BRIEF:
Exactly as written, quote every line that follows, skipping the images.

※ ※ ※

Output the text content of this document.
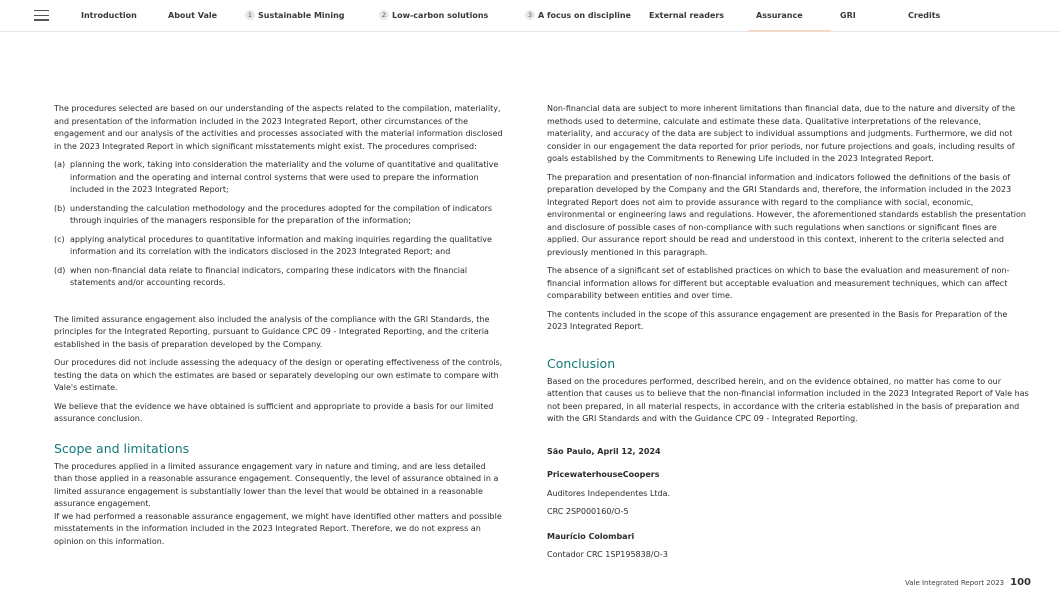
Introduction	About Vale	1 Sustainable Mining	2 Low-carbon solutions	3 A focus on discipline External readers	Assurance	GRI	Credits

The procedures selected are based on our understanding of the aspects related to the compilation, materiality, and presentation of the information included in the 2023 Integrated Report, other circumstances of the engagement and our analysis of the activities and processes associated with the material information disclosed in the 2023 Integrated Report in which significant misstatements might exist. The procedures comprised:

(a) planning the work, taking into consideration the materiality and the volume of quantitative and qualitative information and the operating and internal control systems that were used to prepare the information included in the 2023 Integrated Report;
(b) understanding the calculation methodology and the procedures adopted for the compilation of indicators through inquiries of the managers responsible for the preparation of the information;
(c) applying analytical procedures to quantitative information and making inquiries regarding the qualitative information and its correlation with the indicators disclosed in the 2023 Integrated Report; and
(d) when non-financial data relate to financial indicators, comparing these indicators with the financial statements and/or accounting records.

The limited assurance engagement also included the analysis of the compliance with the GRI Standards, the principles for the Integrated Reporting, pursuant to Guidance CPC 09 - Integrated Reporting, and the criteria established in the basis of preparation developed by the Company.

Our procedures did not include assessing the adequacy of the design or operating effectiveness of the controls, testing the data on which the estimates are based or separately developing our own estimate to compare with Vale's estimate.

We believe that the evidence we have obtained is sufficient and appropriate to provide a basis for our limited assurance conclusion.

Scope and limitations

The procedures applied in a limited assurance engagement vary in nature and timing, and are less detailed than those applied in a reasonable assurance engagement. Consequently, the level of assurance obtained in a limited assurance engagement is substantially lower than the level that would be obtained in a reasonable assurance engagement.

If we had performed a reasonable assurance engagement, we might have identified other matters and possible misstatements in the information included in the 2023 Integrated Report. Therefore, we do not express an opinion on this information.

Non-financial data are subject to more inherent limitations than financial data, due to the nature and diversity of the methods used to determine, calculate and estimate these data. Qualitative interpretations of the relevance, materiality, and accuracy of the data are subject to individual assumptions and judgments. Furthermore, we did not consider in our engagement the data reported for prior periods, nor future projections and goals, including results of goals established by the Commitments to Renewing Life included in the 2023 Integrated Report.

The preparation and presentation of non-financial information and indicators followed the definitions of the basis of preparation developed by the Company and the GRI Standards and, therefore, the information included in the 2023 Integrated Report does not aim to provide assurance with regard to the compliance with social, economic, environmental or engineering laws and regulations. However, the aforementioned standards establish the presentation and disclosure of possible cases of non-compliance with such regulations when sanctions or significant fines are applied. Our assurance report should be read and understood in this context, inherent to the criteria selected and previously mentioned in this paragraph.

The absence of a significant set of established practices on which to base the evaluation and measurement of non-financial information allows for different but acceptable evaluation and measurement techniques, which can affect comparability between entities and over time.

The contents included in the scope of this assurance engagement are presented in the Basis for Preparation of the 2023 Integrated Report.

Conclusion

Based on the procedures performed, described herein, and on the evidence obtained, no matter has come to our attention that causes us to believe that the non-financial information included in the 2023 Integrated Report of Vale has not been prepared, in all material respects, in accordance with the criteria established in the basis of preparation and with the GRI Standards and with the Guidance CPC 09 - Integrated Reporting.

São Paulo, April 12, 2024

PricewaterhouseCoopers

Auditores Independentes Ltda.

CRC 2SP000160/O-5

Maurício Colombari

Contador CRC 1SP195838/O-3

Vale Integrated Report 2023 100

※ ※ ※

OUTPUT OF THE TASK:
Output the text content of this document.
Introduction	About Vale	1 Sustainable Mining	2 Low-carbon solutions	3 A focus on discipline External readers	Assurance	GRI	Credits

The procedures selected are based on our understanding of the aspects related to the compilation, materiality, and presentation of the information included in the 2023 Integrated Report, other circumstances of the engagement and our analysis of the activities and processes associated with the material information disclosed in the 2023 Integrated Report in which significant misstatements might exist. The procedures comprised:

(a) planning the work, taking into consideration the materiality and the volume of quantitative and qualitative information and the operating and internal control systems that were used to prepare the information included in the 2023 Integrated Report;
(b) understanding the calculation methodology and the procedures adopted for the compilation of indicators through inquiries of the managers responsible for the preparation of the information;
(c) applying analytical procedures to quantitative information and making inquiries regarding the qualitative information and its correlation with the indicators disclosed in the 2023 Integrated Report; and
(d) when non-financial data relate to financial indicators, comparing these indicators with the financial statements and/or accounting records.

The limited assurance engagement also included the analysis of the compliance with the GRI Standards, the principles for the Integrated Reporting, pursuant to Guidance CPC 09 - Integrated Reporting, and the criteria established in the basis of preparation developed by the Company.

Our procedures did not include assessing the adequacy of the design or operating effectiveness of the controls, testing the data on which the estimates are based or separately developing our own estimate to compare with Vale's estimate.

We believe that the evidence we have obtained is sufficient and appropriate to provide a basis for our limited assurance conclusion.

Scope and limitations

The procedures applied in a limited assurance engagement vary in nature and timing, and are less detailed than those applied in a reasonable assurance engagement. Consequently, the level of assurance obtained in a limited assurance engagement is substantially lower than the level that would be obtained in a reasonable assurance engagement.

If we had performed a reasonable assurance engagement, we might have identified other matters and possible misstatements in the information included in the 2023 Integrated Report. Therefore, we do not express an opinion on this information.

Non-financial data are subject to more inherent limitations than financial data, due to the nature and diversity of the methods used to determine, calculate and estimate these data. Qualitative interpretations of the relevance, materiality, and accuracy of the data are subject to individual assumptions and judgments. Furthermore, we did not consider in our engagement the data reported for prior periods, nor future projections and goals, including results of goals established by the Commitments to Renewing Life included in the 2023 Integrated Report.

The preparation and presentation of non-financial information and indicators followed the definitions of the basis of preparation developed by the Company and the GRI Standards and, therefore, the information included in the 2023 Integrated Report does not aim to provide assurance with regard to the compliance with social, economic, environmental or engineering laws and regulations. However, the aforementioned standards establish the presentation and disclosure of possible cases of non-compliance with such regulations when sanctions or significant fines are applied. Our assurance report should be read and understood in this context, inherent to the criteria selected and previously mentioned in this paragraph.

The absence of a significant set of established practices on which to base the evaluation and measurement of non-financial information allows for different but acceptable evaluation and measurement techniques, which can affect comparability between entities and over time.

The contents included in the scope of this assurance engagement are presented in the Basis for Preparation of the 2023 Integrated Report.

Conclusion

Based on the procedures performed, described herein, and on the evidence obtained, no matter has come to our attention that causes us to believe that the non-financial information included in the 2023 Integrated Report of Vale has not been prepared, in all material respects, in accordance with the criteria established in the basis of preparation and with the GRI Standards and with the Guidance CPC 09 - Integrated Reporting.

São Paulo, April 12, 2024

PricewaterhouseCoopers

Auditores Independentes Ltda.

CRC 2SP000160/O-5

Maurício Colombari

Contador CRC 1SP195838/O-3

Vale Integrated Report 2023 100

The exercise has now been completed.